▸ **PROBLEM TO WORK ON**:
Read the listing and extract each line that includes the word "active".

Dataset records
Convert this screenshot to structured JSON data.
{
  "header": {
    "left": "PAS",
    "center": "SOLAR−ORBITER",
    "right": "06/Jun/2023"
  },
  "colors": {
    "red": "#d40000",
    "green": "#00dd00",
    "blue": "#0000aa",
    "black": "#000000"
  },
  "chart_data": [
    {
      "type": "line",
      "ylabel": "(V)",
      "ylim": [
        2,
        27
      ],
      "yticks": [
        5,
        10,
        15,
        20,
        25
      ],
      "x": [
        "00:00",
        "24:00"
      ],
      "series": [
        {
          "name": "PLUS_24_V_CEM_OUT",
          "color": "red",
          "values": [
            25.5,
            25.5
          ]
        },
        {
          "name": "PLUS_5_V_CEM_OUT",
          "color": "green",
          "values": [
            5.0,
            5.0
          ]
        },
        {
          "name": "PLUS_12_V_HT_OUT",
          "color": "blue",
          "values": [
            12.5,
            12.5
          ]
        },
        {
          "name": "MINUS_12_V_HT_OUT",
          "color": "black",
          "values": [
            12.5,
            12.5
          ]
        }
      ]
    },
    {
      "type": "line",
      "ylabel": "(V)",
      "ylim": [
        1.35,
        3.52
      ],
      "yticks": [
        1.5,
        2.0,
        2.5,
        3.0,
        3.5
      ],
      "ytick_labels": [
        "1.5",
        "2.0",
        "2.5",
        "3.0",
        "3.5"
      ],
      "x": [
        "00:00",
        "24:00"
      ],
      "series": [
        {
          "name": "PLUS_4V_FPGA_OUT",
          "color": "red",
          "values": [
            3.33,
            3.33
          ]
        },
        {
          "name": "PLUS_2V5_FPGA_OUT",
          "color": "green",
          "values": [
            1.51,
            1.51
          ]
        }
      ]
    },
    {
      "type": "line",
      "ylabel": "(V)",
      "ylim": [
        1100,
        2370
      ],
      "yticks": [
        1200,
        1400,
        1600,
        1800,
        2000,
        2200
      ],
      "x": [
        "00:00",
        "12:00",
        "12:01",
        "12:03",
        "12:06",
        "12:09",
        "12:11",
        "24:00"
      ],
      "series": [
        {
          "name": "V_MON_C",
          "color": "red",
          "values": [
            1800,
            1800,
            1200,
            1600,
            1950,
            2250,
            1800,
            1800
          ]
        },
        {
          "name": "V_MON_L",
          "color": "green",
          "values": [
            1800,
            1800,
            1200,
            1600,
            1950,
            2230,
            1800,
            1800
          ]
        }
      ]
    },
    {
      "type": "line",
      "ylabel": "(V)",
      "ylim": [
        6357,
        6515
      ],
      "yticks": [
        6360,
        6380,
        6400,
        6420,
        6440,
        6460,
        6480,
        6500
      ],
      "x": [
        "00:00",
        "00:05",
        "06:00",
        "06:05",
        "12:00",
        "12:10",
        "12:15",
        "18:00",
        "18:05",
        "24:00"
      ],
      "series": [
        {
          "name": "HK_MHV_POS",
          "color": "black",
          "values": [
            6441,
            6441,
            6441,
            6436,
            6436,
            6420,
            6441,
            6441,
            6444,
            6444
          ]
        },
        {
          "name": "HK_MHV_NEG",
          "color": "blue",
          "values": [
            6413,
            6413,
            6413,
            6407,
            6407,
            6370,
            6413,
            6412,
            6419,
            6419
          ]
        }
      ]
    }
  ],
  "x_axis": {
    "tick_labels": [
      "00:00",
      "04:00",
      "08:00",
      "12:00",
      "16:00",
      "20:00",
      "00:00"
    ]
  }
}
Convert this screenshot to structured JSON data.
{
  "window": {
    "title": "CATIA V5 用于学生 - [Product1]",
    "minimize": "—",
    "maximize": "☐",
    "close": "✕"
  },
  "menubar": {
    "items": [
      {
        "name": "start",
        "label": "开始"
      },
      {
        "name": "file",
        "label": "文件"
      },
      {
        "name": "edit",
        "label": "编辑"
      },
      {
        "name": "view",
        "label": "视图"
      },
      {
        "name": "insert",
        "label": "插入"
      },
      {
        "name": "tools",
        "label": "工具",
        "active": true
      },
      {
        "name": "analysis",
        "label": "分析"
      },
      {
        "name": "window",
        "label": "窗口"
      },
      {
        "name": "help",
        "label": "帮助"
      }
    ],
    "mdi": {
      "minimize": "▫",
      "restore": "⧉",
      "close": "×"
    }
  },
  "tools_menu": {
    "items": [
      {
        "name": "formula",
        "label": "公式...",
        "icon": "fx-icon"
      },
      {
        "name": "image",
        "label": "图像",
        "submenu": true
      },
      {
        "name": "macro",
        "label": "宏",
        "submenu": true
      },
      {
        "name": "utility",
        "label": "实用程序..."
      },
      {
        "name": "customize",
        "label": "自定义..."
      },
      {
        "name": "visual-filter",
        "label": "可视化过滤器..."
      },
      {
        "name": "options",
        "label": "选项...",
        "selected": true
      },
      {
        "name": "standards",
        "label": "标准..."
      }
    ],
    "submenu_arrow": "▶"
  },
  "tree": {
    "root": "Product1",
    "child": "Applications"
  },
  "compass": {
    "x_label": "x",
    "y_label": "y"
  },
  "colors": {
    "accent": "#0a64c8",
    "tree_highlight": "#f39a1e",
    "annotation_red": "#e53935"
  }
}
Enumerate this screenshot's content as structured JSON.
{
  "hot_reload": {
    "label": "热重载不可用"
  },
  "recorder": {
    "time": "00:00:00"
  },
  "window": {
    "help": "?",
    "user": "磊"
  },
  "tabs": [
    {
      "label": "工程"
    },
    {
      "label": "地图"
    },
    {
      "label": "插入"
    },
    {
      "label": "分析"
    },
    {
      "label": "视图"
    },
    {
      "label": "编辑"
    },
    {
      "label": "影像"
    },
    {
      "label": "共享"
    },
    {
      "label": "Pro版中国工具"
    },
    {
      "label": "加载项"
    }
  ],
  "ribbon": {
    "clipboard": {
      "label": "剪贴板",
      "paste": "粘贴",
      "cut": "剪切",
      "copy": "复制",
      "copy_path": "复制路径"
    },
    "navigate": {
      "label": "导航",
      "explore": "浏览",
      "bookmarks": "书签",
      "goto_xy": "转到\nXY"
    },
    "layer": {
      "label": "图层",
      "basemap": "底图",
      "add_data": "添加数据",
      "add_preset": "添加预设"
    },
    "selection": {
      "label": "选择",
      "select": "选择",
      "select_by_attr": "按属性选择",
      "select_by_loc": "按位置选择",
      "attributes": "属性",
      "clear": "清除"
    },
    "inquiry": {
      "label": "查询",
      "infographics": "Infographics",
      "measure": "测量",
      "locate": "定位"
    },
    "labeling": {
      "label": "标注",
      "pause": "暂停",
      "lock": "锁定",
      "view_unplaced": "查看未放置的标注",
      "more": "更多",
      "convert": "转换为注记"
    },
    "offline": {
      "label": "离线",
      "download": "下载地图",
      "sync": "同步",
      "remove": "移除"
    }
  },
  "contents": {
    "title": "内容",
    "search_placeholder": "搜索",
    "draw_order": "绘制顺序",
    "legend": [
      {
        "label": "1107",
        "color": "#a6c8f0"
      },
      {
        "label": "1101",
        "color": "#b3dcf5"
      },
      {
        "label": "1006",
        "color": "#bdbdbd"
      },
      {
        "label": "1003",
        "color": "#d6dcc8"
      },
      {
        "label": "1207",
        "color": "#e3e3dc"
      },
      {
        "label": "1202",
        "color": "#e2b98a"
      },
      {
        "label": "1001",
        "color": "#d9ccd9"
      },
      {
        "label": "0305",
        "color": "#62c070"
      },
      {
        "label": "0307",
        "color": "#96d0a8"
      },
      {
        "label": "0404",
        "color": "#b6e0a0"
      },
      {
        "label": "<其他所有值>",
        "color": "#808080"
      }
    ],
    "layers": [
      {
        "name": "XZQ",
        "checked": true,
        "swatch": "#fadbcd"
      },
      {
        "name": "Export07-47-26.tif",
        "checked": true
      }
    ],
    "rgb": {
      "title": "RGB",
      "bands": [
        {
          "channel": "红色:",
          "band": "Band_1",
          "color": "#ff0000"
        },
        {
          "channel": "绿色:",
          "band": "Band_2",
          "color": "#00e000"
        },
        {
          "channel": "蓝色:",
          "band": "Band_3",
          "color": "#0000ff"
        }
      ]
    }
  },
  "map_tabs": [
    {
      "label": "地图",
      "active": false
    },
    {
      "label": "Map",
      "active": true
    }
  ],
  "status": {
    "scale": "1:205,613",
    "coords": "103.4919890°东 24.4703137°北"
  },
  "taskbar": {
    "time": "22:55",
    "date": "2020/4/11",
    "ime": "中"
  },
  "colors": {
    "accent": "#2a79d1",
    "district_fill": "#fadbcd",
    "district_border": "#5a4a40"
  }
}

▸ **COMPLETE OUTPUT**:
        "active": true
      "active": false
      "active": true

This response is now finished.